■ Your task: Search the material below for the word "this". Copy every line that has it.

■ Task material:
'''
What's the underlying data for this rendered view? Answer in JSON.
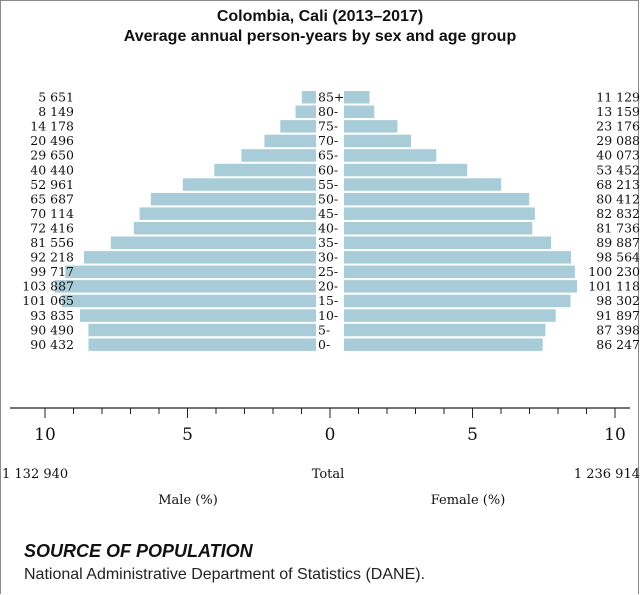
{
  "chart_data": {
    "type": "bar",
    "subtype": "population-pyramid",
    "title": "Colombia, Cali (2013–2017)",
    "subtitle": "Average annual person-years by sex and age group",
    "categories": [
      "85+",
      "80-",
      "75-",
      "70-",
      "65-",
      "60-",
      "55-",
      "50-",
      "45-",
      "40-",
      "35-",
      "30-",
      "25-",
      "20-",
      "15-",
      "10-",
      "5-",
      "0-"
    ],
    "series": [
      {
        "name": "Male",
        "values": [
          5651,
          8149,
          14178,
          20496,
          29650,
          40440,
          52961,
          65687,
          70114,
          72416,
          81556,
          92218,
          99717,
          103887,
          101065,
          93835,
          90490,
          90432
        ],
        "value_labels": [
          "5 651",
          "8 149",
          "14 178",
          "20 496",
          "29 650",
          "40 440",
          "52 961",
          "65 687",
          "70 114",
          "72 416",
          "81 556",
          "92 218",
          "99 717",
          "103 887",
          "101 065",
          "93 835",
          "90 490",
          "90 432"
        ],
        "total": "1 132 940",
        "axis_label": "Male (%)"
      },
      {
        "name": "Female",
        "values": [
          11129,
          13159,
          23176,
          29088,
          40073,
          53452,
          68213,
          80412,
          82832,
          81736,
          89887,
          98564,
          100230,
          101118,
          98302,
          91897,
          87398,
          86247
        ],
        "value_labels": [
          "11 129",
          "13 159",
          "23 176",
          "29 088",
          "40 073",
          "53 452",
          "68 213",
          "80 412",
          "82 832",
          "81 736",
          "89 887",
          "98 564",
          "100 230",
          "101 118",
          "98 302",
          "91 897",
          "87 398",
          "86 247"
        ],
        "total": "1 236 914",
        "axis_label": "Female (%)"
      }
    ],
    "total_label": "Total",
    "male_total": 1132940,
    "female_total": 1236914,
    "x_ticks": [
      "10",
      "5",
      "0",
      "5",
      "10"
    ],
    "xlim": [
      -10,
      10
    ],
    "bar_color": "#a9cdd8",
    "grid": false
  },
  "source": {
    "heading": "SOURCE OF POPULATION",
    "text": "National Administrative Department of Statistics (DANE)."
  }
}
'''
'''
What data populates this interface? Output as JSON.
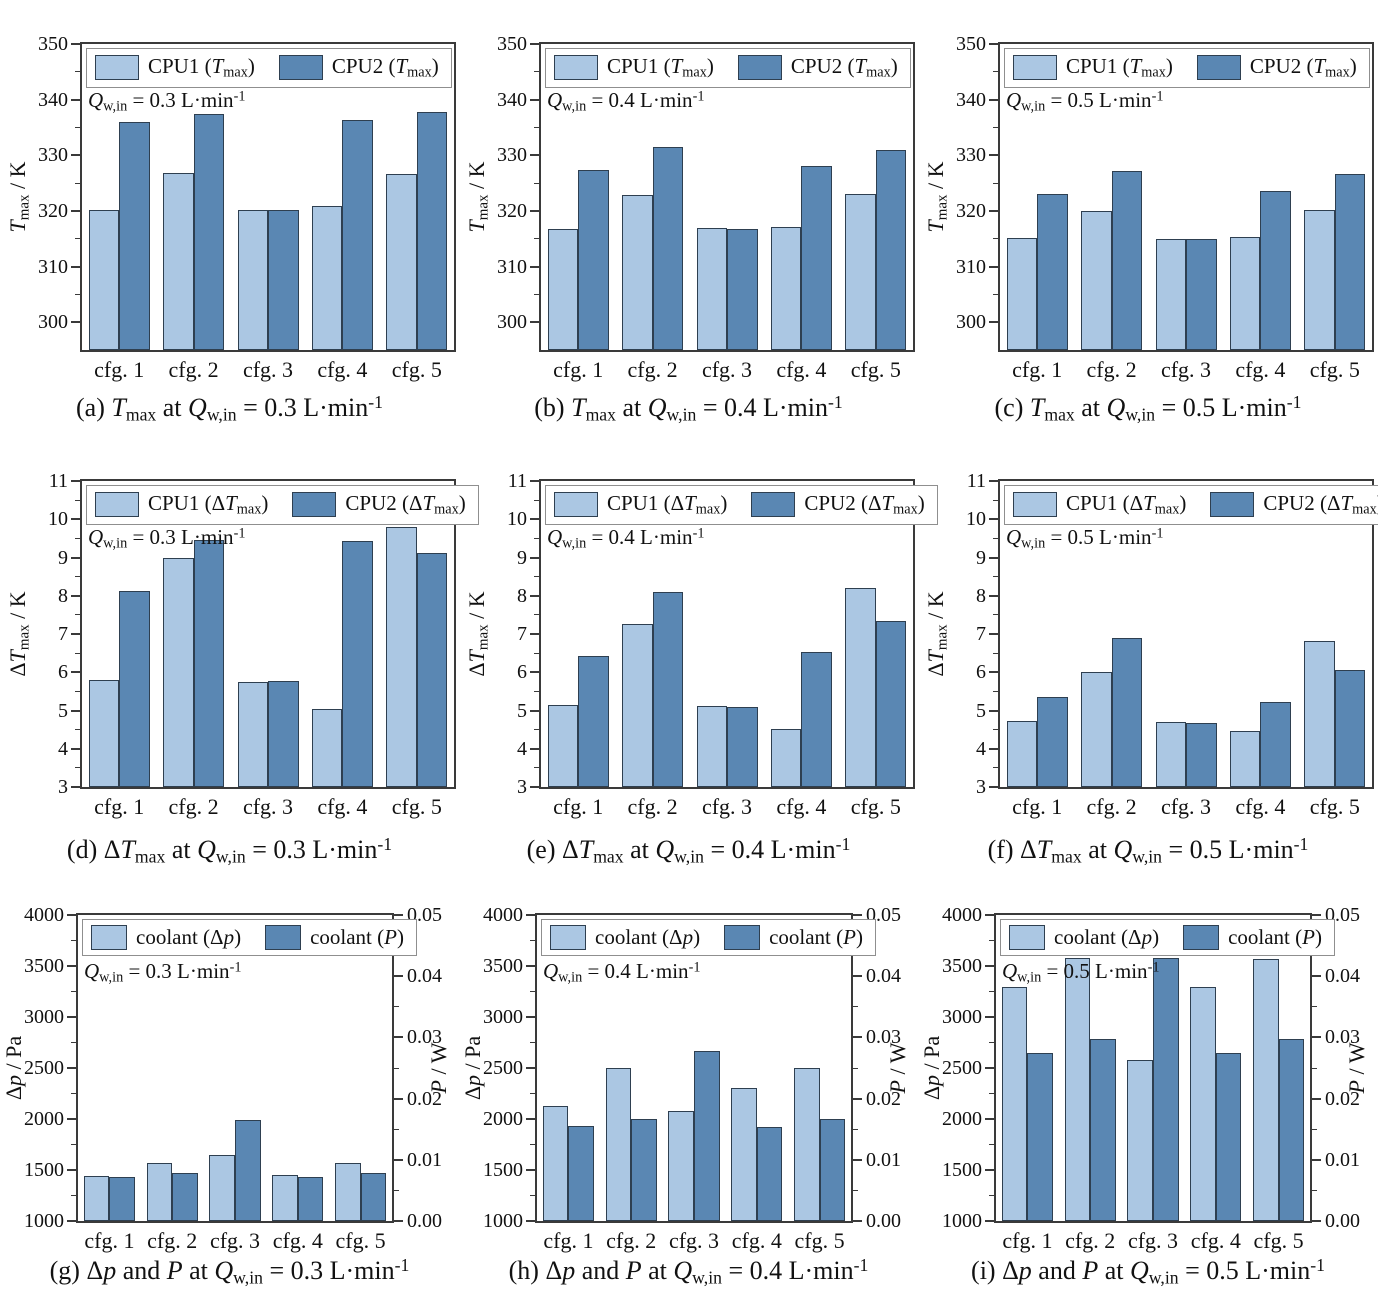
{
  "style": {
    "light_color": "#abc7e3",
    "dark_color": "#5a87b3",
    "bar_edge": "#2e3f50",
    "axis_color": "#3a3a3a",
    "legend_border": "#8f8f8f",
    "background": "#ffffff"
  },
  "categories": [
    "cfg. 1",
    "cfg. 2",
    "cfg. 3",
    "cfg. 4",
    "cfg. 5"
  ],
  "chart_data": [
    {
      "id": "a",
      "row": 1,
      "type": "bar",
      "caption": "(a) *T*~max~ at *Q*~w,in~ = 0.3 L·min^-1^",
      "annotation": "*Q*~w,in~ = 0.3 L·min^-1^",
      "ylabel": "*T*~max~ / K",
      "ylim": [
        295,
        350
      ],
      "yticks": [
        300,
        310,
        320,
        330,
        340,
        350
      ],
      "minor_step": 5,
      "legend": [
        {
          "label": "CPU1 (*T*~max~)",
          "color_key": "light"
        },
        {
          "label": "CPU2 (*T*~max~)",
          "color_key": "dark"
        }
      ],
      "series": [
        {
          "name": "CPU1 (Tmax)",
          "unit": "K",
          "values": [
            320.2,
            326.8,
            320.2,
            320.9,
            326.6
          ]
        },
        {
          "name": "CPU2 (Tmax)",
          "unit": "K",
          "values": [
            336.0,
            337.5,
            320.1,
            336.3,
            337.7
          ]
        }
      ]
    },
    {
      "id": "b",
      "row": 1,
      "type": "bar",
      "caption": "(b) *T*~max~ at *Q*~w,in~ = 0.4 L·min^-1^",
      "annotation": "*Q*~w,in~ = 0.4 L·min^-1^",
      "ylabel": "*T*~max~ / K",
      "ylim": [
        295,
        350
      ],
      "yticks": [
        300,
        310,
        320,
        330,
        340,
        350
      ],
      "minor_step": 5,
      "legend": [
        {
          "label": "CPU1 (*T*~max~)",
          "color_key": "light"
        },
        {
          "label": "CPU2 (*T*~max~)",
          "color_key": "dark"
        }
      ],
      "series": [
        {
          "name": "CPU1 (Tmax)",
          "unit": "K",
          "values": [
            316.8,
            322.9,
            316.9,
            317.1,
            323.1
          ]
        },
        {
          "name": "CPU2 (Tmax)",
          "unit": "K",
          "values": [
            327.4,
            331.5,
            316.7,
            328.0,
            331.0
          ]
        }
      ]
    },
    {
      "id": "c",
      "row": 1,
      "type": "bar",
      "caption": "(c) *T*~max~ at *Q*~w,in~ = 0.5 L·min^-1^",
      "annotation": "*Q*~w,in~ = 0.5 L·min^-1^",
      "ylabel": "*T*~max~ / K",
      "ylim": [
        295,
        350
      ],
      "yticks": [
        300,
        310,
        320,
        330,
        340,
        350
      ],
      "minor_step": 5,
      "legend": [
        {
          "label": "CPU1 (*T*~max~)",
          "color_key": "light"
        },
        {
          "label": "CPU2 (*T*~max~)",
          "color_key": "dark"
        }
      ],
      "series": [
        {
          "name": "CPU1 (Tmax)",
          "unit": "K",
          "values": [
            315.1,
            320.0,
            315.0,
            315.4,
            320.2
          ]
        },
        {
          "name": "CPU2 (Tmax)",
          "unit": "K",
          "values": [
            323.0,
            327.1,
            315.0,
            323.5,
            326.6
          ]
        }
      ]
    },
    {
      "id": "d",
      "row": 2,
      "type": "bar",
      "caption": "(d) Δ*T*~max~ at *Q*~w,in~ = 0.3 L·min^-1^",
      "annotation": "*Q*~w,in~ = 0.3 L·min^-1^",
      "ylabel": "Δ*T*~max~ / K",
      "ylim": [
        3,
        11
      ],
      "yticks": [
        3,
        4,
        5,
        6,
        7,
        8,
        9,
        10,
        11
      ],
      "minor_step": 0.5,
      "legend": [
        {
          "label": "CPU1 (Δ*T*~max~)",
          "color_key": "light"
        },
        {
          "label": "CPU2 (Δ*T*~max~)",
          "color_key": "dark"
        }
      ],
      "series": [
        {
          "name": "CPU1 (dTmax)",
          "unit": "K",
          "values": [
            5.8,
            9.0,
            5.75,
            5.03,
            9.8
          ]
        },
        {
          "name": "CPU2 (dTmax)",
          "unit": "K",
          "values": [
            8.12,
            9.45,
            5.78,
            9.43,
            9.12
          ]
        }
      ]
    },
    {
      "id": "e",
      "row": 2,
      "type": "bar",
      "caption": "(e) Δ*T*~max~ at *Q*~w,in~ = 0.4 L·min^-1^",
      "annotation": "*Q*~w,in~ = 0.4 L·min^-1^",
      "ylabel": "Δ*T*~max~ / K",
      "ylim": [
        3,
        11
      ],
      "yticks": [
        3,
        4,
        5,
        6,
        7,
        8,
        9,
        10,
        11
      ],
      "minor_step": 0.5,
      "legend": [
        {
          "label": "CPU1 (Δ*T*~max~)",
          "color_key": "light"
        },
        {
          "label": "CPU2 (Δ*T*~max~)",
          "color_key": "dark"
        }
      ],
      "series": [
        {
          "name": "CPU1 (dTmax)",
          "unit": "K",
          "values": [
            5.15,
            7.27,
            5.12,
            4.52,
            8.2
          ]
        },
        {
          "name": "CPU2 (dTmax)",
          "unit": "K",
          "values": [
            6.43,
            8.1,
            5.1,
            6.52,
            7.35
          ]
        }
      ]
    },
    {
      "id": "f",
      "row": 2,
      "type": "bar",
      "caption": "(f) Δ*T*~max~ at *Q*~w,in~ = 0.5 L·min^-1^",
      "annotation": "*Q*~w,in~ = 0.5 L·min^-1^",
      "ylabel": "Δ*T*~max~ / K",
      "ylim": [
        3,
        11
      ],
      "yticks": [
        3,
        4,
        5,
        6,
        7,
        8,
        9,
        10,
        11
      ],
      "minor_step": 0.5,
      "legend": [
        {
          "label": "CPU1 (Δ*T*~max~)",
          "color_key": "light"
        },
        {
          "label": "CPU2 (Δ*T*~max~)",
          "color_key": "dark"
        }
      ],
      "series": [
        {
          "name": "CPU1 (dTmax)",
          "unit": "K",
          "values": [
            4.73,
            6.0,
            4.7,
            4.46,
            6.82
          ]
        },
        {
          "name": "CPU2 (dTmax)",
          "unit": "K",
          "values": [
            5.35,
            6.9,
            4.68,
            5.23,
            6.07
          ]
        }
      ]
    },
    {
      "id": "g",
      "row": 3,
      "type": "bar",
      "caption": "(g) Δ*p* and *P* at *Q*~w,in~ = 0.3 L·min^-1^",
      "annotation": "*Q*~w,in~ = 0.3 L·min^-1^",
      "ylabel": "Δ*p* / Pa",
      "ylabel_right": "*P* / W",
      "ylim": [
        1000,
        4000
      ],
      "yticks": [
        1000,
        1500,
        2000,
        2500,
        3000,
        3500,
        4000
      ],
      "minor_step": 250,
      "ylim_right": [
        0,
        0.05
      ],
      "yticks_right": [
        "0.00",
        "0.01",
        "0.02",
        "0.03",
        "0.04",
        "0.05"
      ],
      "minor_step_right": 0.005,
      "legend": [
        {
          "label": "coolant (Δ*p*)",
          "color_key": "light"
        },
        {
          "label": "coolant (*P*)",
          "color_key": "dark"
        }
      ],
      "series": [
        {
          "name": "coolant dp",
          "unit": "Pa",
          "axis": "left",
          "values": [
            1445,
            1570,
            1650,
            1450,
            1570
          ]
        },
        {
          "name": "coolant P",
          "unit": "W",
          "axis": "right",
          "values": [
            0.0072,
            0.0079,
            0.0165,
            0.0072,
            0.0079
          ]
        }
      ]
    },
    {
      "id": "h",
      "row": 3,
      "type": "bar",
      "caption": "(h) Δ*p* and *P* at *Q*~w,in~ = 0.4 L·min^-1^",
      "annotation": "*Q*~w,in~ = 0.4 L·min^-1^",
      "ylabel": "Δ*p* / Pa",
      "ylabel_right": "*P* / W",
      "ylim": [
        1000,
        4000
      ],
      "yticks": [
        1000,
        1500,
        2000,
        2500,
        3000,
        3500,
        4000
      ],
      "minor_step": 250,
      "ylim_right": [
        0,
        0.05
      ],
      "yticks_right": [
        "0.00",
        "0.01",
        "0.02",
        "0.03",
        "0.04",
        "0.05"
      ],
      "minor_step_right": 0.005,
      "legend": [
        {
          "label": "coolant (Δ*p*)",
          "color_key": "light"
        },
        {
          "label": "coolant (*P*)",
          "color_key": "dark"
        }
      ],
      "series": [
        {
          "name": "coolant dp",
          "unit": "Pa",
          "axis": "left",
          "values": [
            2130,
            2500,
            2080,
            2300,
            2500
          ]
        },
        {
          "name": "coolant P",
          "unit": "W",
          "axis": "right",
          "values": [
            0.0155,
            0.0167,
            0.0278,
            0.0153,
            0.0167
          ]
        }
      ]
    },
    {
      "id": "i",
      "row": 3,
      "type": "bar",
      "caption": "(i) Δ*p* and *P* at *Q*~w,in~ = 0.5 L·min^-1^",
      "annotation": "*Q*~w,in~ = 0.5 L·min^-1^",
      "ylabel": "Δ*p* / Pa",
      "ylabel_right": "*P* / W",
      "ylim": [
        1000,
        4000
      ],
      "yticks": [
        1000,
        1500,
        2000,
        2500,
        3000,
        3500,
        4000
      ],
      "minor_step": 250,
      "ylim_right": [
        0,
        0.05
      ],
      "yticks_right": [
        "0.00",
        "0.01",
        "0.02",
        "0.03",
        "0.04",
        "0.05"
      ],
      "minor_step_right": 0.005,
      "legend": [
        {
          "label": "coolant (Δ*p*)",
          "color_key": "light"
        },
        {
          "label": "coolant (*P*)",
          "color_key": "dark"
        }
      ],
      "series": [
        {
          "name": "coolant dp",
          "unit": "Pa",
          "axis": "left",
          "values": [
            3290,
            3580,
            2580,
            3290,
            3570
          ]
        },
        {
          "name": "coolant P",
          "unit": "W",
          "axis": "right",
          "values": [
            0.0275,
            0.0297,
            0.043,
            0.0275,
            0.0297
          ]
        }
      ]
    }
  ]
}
'''
■ Complete response:
What's the underlying data for this rendered view? Answer in JSON.
What data populates this interface? Output as JSON.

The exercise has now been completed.